▶ [Goal]: All entries are to be given again verbatim.

Source records:

*****

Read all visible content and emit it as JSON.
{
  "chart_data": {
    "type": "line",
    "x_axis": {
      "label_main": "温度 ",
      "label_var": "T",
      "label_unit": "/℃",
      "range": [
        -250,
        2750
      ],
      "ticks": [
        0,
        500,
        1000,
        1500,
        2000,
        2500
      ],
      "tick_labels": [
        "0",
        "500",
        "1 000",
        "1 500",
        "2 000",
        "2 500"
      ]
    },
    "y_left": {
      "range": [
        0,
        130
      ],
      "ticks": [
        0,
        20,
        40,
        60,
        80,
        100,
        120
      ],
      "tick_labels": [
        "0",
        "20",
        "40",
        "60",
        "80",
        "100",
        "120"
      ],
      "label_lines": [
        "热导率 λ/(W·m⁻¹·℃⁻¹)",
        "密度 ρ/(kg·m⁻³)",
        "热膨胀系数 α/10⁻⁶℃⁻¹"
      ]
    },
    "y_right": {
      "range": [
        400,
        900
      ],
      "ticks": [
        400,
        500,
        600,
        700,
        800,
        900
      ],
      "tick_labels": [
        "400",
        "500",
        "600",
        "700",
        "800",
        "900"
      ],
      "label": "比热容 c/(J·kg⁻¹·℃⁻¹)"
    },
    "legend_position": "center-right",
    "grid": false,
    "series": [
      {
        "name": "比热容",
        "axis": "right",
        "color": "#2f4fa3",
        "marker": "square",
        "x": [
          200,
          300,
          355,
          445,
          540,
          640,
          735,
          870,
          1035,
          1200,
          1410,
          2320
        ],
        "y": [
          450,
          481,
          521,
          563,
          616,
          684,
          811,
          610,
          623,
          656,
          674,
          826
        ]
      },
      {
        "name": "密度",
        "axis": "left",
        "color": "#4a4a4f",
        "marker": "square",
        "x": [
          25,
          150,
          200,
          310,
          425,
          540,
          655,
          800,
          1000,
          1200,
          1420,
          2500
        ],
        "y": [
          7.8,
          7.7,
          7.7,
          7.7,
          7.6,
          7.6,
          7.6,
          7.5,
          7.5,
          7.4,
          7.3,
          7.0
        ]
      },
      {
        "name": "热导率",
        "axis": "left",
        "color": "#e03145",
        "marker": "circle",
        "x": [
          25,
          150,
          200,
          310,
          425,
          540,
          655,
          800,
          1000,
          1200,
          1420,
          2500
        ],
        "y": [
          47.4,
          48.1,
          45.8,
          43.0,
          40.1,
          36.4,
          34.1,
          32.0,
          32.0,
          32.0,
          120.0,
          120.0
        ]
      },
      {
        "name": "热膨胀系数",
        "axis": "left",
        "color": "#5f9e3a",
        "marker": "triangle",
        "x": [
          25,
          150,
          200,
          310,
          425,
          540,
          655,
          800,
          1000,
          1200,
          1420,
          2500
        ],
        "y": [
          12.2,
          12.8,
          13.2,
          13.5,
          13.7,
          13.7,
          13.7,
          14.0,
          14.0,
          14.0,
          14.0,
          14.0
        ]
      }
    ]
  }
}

*****

▶ [Output for this task]:
Read all visible content and emit it as JSON.
{
  "chart_data": {
    "type": "line",
    "x_axis": {
      "label_main": "温度 ",
      "label_var": "T",
      "label_unit": "/℃",
      "range": [
        -250,
        2750
      ],
      "ticks": [
        0,
        500,
        1000,
        1500,
        2000,
        2500
      ],
      "tick_labels": [
        "0",
        "500",
        "1 000",
        "1 500",
        "2 000",
        "2 500"
      ]
    },
    "y_left": {
      "range": [
        0,
        130
      ],
      "ticks": [
        0,
        20,
        40,
        60,
        80,
        100,
        120
      ],
      "tick_labels": [
        "0",
        "20",
        "40",
        "60",
        "80",
        "100",
        "120"
      ],
      "label_lines": [
        "热导率 λ/(W·m⁻¹·℃⁻¹)",
        "密度 ρ/(kg·m⁻³)",
        "热膨胀系数 α/10⁻⁶℃⁻¹"
      ]
    },
    "y_right": {
      "range": [
        400,
        900
      ],
      "ticks": [
        400,
        500,
        600,
        700,
        800,
        900
      ],
      "tick_labels": [
        "400",
        "500",
        "600",
        "700",
        "800",
        "900"
      ],
      "label": "比热容 c/(J·kg⁻¹·℃⁻¹)"
    },
    "legend_position": "center-right",
    "grid": false,
    "series": [
      {
        "name": "比热容",
        "axis": "right",
        "color": "#2f4fa3",
        "marker": "square",
        "x": [
          200,
          300,
          355,
          445,
          540,
          640,
          735,
          870,
          1035,
          1200,
          1410,
          2320
        ],
        "y": [
          450,
          481,
          521,
          563,
          616,
          684,
          811,
          610,
          623,
          656,
          674,
          826
        ]
      },
      {
        "name": "密度",
        "axis": "left",
        "color": "#4a4a4f",
        "marker": "square",
        "x": [
          25,
          150,
          200,
          310,
          425,
          540,
          655,
          800,
          1000,
          1200,
          1420,
          2500
        ],
        "y": [
          7.8,
          7.7,
          7.7,
          7.7,
          7.6,
          7.6,
          7.6,
          7.5,
          7.5,
          7.4,
          7.3,
          7.0
        ]
      },
      {
        "name": "热导率",
        "axis": "left",
        "color": "#e03145",
        "marker": "circle",
        "x": [
          25,
          150,
          200,
          310,
          425,
          540,
          655,
          800,
          1000,
          1200,
          1420,
          2500
        ],
        "y": [
          47.4,
          48.1,
          45.8,
          43.0,
          40.1,
          36.4,
          34.1,
          32.0,
          32.0,
          32.0,
          120.0,
          120.0
        ]
      },
      {
        "name": "热膨胀系数",
        "axis": "left",
        "color": "#5f9e3a",
        "marker": "triangle",
        "x": [
          25,
          150,
          200,
          310,
          425,
          540,
          655,
          800,
          1000,
          1200,
          1420,
          2500
        ],
        "y": [
          12.2,
          12.8,
          13.2,
          13.5,
          13.7,
          13.7,
          13.7,
          14.0,
          14.0,
          14.0,
          14.0,
          14.0
        ]
      }
    ]
  }
}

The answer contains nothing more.